[Collected data entries]
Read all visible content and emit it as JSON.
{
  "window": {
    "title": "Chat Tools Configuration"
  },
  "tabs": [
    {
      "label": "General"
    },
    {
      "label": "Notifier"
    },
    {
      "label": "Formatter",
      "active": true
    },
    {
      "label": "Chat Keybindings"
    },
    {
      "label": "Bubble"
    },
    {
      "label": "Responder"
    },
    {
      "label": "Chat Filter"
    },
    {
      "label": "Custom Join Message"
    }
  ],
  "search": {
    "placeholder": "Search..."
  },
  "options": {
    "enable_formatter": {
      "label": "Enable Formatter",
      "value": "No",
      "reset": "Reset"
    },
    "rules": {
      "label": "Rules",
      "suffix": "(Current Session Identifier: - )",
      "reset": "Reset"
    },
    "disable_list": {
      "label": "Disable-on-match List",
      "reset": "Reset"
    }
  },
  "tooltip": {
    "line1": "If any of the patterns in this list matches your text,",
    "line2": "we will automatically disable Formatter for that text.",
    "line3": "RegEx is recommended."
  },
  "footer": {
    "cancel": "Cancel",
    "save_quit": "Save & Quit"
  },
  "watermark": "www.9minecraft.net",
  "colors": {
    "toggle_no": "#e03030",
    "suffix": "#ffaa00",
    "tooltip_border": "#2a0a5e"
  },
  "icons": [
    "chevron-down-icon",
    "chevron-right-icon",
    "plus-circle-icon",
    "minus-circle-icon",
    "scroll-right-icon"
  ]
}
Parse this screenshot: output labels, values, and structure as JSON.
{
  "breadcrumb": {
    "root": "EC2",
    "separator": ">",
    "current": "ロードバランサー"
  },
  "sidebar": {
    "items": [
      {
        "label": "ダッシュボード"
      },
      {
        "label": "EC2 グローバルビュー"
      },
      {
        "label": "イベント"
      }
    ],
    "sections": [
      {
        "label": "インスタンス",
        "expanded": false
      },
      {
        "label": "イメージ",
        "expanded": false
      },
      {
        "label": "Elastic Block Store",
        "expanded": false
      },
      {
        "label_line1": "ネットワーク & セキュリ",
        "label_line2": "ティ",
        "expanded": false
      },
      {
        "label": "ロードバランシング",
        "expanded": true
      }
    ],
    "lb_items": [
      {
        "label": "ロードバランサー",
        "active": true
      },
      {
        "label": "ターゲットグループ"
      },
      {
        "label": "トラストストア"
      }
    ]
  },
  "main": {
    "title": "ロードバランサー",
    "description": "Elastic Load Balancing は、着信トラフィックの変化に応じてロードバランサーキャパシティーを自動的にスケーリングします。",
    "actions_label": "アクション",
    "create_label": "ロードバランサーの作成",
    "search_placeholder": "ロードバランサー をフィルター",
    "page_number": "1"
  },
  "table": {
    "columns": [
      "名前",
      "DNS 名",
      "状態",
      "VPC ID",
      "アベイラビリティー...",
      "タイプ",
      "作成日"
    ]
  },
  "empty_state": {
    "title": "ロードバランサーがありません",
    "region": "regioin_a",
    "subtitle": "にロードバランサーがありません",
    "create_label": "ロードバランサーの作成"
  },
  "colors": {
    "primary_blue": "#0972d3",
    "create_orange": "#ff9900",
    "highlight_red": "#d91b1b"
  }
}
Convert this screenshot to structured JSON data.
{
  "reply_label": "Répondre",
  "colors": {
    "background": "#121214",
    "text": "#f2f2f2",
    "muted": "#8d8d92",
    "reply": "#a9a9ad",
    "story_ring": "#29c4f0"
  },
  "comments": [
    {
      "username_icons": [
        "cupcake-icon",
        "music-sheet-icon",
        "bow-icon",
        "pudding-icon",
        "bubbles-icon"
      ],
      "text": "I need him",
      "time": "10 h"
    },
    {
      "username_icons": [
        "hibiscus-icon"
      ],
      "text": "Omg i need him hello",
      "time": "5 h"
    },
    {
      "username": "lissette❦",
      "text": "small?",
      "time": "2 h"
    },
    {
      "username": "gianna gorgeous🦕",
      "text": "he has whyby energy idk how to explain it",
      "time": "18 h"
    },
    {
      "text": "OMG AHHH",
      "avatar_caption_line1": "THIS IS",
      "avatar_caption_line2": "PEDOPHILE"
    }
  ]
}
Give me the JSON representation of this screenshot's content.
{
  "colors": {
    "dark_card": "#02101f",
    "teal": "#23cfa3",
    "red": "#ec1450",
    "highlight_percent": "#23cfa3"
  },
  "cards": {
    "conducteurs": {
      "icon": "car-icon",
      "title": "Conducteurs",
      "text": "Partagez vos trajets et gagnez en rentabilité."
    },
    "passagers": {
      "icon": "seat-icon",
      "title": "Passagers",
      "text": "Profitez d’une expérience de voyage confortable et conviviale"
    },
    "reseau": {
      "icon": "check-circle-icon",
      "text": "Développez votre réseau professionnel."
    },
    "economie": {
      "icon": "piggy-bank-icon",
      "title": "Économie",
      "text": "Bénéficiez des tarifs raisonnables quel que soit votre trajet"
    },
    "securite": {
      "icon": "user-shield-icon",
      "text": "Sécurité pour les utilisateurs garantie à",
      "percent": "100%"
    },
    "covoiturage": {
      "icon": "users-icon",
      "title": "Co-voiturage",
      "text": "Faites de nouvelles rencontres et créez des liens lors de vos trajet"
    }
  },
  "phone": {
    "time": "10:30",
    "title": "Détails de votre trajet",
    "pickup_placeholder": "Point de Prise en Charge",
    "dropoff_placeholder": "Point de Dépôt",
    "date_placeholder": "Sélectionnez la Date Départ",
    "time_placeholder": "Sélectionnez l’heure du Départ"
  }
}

WHAT TO PRODUCE:
Only lines with "Chat" are wanted here; list each of them.

TASK RESULT:
    "title": "Chat Tools Configuration"
      "label": "Chat Keybindings"
      "label": "Chat Filter"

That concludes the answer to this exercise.